Written instruction
Can you print every record below exactly as written?
▼
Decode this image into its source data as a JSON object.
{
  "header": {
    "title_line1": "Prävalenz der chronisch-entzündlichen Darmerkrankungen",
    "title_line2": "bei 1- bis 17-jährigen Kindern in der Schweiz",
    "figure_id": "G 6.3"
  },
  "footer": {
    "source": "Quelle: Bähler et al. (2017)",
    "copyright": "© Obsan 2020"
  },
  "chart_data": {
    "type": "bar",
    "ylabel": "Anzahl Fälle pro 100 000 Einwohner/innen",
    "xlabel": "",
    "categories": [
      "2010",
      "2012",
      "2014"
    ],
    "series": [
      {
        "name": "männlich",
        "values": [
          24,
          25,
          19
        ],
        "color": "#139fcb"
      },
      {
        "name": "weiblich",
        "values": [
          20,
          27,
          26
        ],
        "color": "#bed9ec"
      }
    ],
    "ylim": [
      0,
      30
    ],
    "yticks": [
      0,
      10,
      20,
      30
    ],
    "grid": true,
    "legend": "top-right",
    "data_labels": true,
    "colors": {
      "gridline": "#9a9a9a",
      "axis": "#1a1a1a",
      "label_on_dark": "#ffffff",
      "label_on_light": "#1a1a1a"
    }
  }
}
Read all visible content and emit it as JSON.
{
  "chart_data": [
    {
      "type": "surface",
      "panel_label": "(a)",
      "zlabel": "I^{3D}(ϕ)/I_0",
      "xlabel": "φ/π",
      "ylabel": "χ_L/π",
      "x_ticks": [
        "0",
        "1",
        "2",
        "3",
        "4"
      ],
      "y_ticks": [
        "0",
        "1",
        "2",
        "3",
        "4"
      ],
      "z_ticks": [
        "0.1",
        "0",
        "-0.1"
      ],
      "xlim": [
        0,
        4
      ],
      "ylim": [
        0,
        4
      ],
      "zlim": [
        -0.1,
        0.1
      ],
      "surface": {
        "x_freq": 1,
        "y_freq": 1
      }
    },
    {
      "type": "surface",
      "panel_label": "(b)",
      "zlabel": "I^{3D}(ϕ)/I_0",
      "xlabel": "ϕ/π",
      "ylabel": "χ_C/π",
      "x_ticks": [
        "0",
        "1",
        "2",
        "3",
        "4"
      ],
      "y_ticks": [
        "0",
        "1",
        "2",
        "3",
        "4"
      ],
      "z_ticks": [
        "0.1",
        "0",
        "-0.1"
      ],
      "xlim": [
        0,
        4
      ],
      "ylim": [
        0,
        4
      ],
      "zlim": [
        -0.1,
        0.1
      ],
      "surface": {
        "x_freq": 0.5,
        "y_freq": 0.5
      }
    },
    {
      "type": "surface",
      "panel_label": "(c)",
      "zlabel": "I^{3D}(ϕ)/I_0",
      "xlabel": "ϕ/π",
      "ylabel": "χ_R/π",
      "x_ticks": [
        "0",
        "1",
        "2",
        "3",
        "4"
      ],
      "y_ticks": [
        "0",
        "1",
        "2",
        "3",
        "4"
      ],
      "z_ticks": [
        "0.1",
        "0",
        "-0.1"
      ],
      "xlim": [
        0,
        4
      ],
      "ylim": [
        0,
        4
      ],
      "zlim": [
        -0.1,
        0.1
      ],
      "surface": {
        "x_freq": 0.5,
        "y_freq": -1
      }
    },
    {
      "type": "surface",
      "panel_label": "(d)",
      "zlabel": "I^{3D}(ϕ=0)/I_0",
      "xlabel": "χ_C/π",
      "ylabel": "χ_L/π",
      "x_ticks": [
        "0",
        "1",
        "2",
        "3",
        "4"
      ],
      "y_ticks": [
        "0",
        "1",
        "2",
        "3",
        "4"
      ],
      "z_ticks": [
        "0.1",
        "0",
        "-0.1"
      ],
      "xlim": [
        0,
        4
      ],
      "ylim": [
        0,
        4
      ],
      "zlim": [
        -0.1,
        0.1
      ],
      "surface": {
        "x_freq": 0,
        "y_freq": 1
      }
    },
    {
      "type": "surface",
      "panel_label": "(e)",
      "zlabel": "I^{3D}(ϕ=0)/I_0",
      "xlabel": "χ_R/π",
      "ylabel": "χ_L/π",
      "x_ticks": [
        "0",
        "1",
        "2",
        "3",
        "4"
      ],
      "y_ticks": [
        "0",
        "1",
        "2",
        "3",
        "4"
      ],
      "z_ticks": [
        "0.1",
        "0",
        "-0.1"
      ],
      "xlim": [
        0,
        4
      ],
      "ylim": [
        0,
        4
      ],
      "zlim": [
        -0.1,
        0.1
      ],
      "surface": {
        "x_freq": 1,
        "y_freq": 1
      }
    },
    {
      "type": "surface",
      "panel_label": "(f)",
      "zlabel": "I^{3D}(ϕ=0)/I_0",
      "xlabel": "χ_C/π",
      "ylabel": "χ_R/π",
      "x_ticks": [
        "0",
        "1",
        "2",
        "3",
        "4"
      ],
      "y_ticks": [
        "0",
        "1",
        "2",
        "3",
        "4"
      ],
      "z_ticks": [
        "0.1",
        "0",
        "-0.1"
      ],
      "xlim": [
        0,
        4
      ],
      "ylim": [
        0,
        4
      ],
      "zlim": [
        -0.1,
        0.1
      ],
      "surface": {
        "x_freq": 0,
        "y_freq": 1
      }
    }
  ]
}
▲
Solution for this exercise
Decode this image into its source data as a JSON object.
{
  "header": {
    "title_line1": "Prävalenz der chronisch-entzündlichen Darmerkrankungen",
    "title_line2": "bei 1- bis 17-jährigen Kindern in der Schweiz",
    "figure_id": "G 6.3"
  },
  "footer": {
    "source": "Quelle: Bähler et al. (2017)",
    "copyright": "© Obsan 2020"
  },
  "chart_data": {
    "type": "bar",
    "ylabel": "Anzahl Fälle pro 100 000 Einwohner/innen",
    "xlabel": "",
    "categories": [
      "2010",
      "2012",
      "2014"
    ],
    "series": [
      {
        "name": "männlich",
        "values": [
          24,
          25,
          19
        ],
        "color": "#139fcb"
      },
      {
        "name": "weiblich",
        "values": [
          20,
          27,
          26
        ],
        "color": "#bed9ec"
      }
    ],
    "ylim": [
      0,
      30
    ],
    "yticks": [
      0,
      10,
      20,
      30
    ],
    "grid": true,
    "legend": "top-right",
    "data_labels": true,
    "colors": {
      "gridline": "#9a9a9a",
      "axis": "#1a1a1a",
      "label_on_dark": "#ffffff",
      "label_on_light": "#1a1a1a"
    }
  }
}
Read all visible content and emit it as JSON.
{
  "chart_data": [
    {
      "type": "surface",
      "panel_label": "(a)",
      "zlabel": "I^{3D}(ϕ)/I_0",
      "xlabel": "φ/π",
      "ylabel": "χ_L/π",
      "x_ticks": [
        "0",
        "1",
        "2",
        "3",
        "4"
      ],
      "y_ticks": [
        "0",
        "1",
        "2",
        "3",
        "4"
      ],
      "z_ticks": [
        "0.1",
        "0",
        "-0.1"
      ],
      "xlim": [
        0,
        4
      ],
      "ylim": [
        0,
        4
      ],
      "zlim": [
        -0.1,
        0.1
      ],
      "surface": {
        "x_freq": 1,
        "y_freq": 1
      }
    },
    {
      "type": "surface",
      "panel_label": "(b)",
      "zlabel": "I^{3D}(ϕ)/I_0",
      "xlabel": "ϕ/π",
      "ylabel": "χ_C/π",
      "x_ticks": [
        "0",
        "1",
        "2",
        "3",
        "4"
      ],
      "y_ticks": [
        "0",
        "1",
        "2",
        "3",
        "4"
      ],
      "z_ticks": [
        "0.1",
        "0",
        "-0.1"
      ],
      "xlim": [
        0,
        4
      ],
      "ylim": [
        0,
        4
      ],
      "zlim": [
        -0.1,
        0.1
      ],
      "surface": {
        "x_freq": 0.5,
        "y_freq": 0.5
      }
    },
    {
      "type": "surface",
      "panel_label": "(c)",
      "zlabel": "I^{3D}(ϕ)/I_0",
      "xlabel": "ϕ/π",
      "ylabel": "χ_R/π",
      "x_ticks": [
        "0",
        "1",
        "2",
        "3",
        "4"
      ],
      "y_ticks": [
        "0",
        "1",
        "2",
        "3",
        "4"
      ],
      "z_ticks": [
        "0.1",
        "0",
        "-0.1"
      ],
      "xlim": [
        0,
        4
      ],
      "ylim": [
        0,
        4
      ],
      "zlim": [
        -0.1,
        0.1
      ],
      "surface": {
        "x_freq": 0.5,
        "y_freq": -1
      }
    },
    {
      "type": "surface",
      "panel_label": "(d)",
      "zlabel": "I^{3D}(ϕ=0)/I_0",
      "xlabel": "χ_C/π",
      "ylabel": "χ_L/π",
      "x_ticks": [
        "0",
        "1",
        "2",
        "3",
        "4"
      ],
      "y_ticks": [
        "0",
        "1",
        "2",
        "3",
        "4"
      ],
      "z_ticks": [
        "0.1",
        "0",
        "-0.1"
      ],
      "xlim": [
        0,
        4
      ],
      "ylim": [
        0,
        4
      ],
      "zlim": [
        -0.1,
        0.1
      ],
      "surface": {
        "x_freq": 0,
        "y_freq": 1
      }
    },
    {
      "type": "surface",
      "panel_label": "(e)",
      "zlabel": "I^{3D}(ϕ=0)/I_0",
      "xlabel": "χ_R/π",
      "ylabel": "χ_L/π",
      "x_ticks": [
        "0",
        "1",
        "2",
        "3",
        "4"
      ],
      "y_ticks": [
        "0",
        "1",
        "2",
        "3",
        "4"
      ],
      "z_ticks": [
        "0.1",
        "0",
        "-0.1"
      ],
      "xlim": [
        0,
        4
      ],
      "ylim": [
        0,
        4
      ],
      "zlim": [
        -0.1,
        0.1
      ],
      "surface": {
        "x_freq": 1,
        "y_freq": 1
      }
    },
    {
      "type": "surface",
      "panel_label": "(f)",
      "zlabel": "I^{3D}(ϕ=0)/I_0",
      "xlabel": "χ_C/π",
      "ylabel": "χ_R/π",
      "x_ticks": [
        "0",
        "1",
        "2",
        "3",
        "4"
      ],
      "y_ticks": [
        "0",
        "1",
        "2",
        "3",
        "4"
      ],
      "z_ticks": [
        "0.1",
        "0",
        "-0.1"
      ],
      "xlim": [
        0,
        4
      ],
      "ylim": [
        0,
        4
      ],
      "zlim": [
        -0.1,
        0.1
      ],
      "surface": {
        "x_freq": 0,
        "y_freq": 1
      }
    }
  ]
}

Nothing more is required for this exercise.